DIRECTIONS:
From the records below, copy every line that contains the word "TradingView".

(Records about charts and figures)
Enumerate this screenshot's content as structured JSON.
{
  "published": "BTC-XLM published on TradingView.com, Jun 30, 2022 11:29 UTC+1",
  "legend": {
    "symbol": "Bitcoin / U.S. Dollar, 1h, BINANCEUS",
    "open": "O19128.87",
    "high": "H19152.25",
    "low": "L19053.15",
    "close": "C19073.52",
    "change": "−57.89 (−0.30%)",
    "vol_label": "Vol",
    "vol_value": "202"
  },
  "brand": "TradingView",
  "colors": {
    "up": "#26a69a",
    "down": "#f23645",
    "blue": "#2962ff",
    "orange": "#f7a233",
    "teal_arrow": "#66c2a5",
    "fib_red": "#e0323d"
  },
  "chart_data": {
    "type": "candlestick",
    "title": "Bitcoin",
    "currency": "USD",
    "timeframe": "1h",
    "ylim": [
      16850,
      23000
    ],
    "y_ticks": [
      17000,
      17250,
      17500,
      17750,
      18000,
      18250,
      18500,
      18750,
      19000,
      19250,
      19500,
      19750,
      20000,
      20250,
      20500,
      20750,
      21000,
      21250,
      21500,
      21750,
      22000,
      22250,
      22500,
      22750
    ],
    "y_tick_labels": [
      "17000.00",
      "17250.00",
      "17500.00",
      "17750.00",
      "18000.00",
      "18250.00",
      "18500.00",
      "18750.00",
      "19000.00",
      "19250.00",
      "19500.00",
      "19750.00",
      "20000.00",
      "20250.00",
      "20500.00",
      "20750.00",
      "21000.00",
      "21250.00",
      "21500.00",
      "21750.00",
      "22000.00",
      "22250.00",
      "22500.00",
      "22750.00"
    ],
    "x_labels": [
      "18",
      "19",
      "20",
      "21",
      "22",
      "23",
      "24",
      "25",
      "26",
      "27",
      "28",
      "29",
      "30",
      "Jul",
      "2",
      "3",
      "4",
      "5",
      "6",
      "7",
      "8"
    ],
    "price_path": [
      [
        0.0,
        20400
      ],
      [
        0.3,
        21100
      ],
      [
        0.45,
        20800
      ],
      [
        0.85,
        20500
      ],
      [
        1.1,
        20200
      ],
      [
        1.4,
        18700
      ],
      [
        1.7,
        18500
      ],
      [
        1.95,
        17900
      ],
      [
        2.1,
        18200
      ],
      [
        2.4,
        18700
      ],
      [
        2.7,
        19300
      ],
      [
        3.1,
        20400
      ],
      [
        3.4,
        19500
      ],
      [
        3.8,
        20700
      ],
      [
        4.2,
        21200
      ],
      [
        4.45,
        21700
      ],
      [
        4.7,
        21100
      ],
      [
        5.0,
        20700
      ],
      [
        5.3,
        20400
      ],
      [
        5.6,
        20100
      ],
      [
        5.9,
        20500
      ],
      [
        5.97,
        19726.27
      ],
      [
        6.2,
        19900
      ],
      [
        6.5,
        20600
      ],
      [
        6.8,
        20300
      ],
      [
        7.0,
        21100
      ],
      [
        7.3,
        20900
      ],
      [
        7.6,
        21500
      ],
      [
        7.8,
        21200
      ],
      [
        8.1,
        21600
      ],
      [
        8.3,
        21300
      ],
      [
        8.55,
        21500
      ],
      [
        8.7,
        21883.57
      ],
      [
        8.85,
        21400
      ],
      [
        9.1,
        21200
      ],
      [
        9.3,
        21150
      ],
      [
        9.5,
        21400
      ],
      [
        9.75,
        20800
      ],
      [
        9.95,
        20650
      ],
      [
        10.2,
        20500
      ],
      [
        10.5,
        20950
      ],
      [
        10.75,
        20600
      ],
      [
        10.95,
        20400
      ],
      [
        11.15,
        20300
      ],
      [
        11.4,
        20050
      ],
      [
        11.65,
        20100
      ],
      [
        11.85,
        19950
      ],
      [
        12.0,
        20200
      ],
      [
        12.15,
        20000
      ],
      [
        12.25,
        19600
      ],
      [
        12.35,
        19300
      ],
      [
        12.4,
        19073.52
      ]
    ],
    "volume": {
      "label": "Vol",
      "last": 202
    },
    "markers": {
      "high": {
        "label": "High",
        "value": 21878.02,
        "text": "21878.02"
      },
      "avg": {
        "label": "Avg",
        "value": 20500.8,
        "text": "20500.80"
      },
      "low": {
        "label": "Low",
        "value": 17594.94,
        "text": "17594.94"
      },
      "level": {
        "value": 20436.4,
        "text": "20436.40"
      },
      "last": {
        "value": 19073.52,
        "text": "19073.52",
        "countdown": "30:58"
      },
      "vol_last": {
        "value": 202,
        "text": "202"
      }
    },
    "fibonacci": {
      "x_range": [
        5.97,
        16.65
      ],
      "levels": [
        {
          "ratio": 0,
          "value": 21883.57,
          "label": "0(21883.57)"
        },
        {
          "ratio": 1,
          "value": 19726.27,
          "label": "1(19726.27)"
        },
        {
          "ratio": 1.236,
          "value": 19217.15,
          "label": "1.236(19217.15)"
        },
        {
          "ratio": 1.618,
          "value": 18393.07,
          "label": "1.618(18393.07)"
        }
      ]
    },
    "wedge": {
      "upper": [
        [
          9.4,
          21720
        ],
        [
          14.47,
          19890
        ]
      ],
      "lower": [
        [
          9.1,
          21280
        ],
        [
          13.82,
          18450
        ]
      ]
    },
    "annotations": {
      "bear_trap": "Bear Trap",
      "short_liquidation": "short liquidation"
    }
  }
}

EXERCISE RESPONSE:
  "published": "BTC-XLM published on TradingView.com, Jun 30, 2022 11:29 UTC+1",
  "brand": "TradingView",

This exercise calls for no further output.